:: Set task ::
Write out each line word for word. Drop pictures.

:: Records supplied ::

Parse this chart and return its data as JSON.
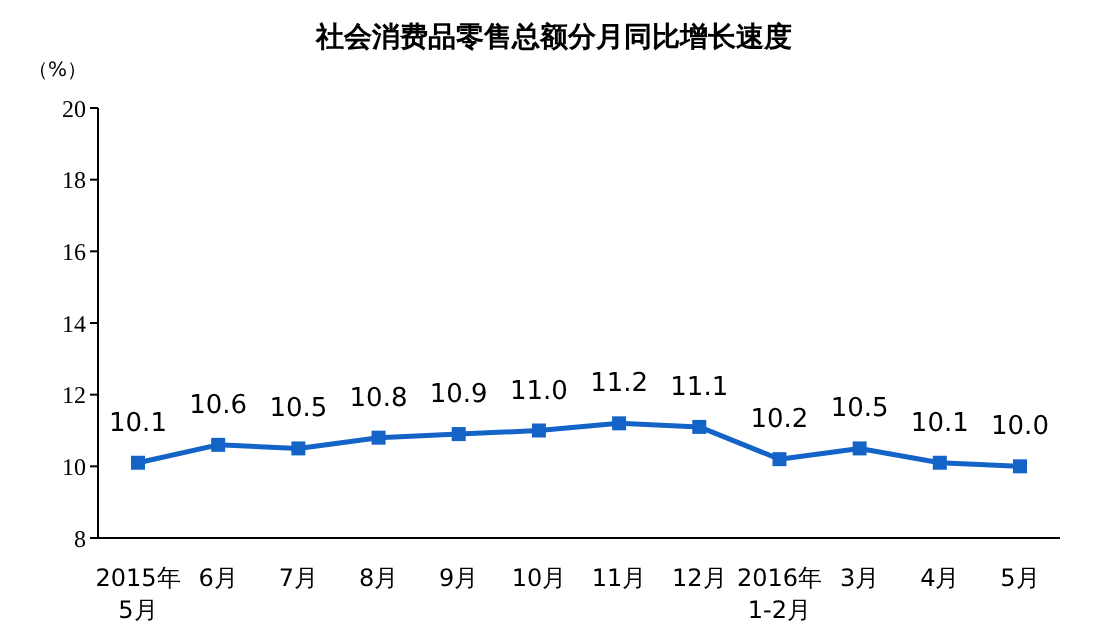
{
  "chart_data": {
    "type": "line",
    "title": "社会消费品零售总额分月同比增长速度",
    "ylabel": "（%）",
    "categories": [
      "2015年\n5月",
      "6月",
      "7月",
      "8月",
      "9月",
      "10月",
      "11月",
      "12月",
      "2016年\n1-2月",
      "3月",
      "4月",
      "5月"
    ],
    "series": [
      {
        "color": "#1464c8",
        "values": [
          10.1,
          10.6,
          10.5,
          10.8,
          10.9,
          11.0,
          11.2,
          11.1,
          10.2,
          10.5,
          10.1,
          10.0
        ],
        "value_labels": [
          "10.1",
          "10.6",
          "10.5",
          "10.8",
          "10.9",
          "11.0",
          "11.2",
          "11.1",
          "10.2",
          "10.5",
          "10.1",
          "10.0"
        ]
      }
    ],
    "ylim": [
      8,
      20
    ],
    "yticks": [
      8,
      10,
      12,
      14,
      16,
      18,
      20
    ],
    "grid": false,
    "legend": false,
    "marker": "square",
    "line_style": "solid"
  }
}
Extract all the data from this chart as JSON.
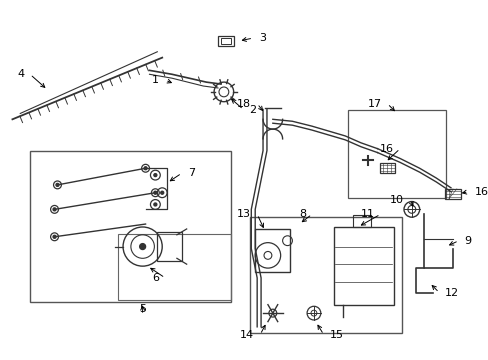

:: Problem solution ::
Parse this chart and return its data as JSON.
{
  "chart_data": {
    "type": "line",
    "title": "社会消费品零售总额分月同比增长速度",
    "ylabel": "（%）",
    "categories": [
      "2015年\n5月",
      "6月",
      "7月",
      "8月",
      "9月",
      "10月",
      "11月",
      "12月",
      "2016年\n1-2月",
      "3月",
      "4月",
      "5月"
    ],
    "series": [
      {
        "color": "#1464c8",
        "values": [
          10.1,
          10.6,
          10.5,
          10.8,
          10.9,
          11.0,
          11.2,
          11.1,
          10.2,
          10.5,
          10.1,
          10.0
        ],
        "value_labels": [
          "10.1",
          "10.6",
          "10.5",
          "10.8",
          "10.9",
          "11.0",
          "11.2",
          "11.1",
          "10.2",
          "10.5",
          "10.1",
          "10.0"
        ]
      }
    ],
    "ylim": [
      8,
      20
    ],
    "yticks": [
      8,
      10,
      12,
      14,
      16,
      18,
      20
    ],
    "grid": false,
    "legend": false,
    "marker": "square",
    "line_style": "solid"
  }
}
Extract all the data from this chart as JSON.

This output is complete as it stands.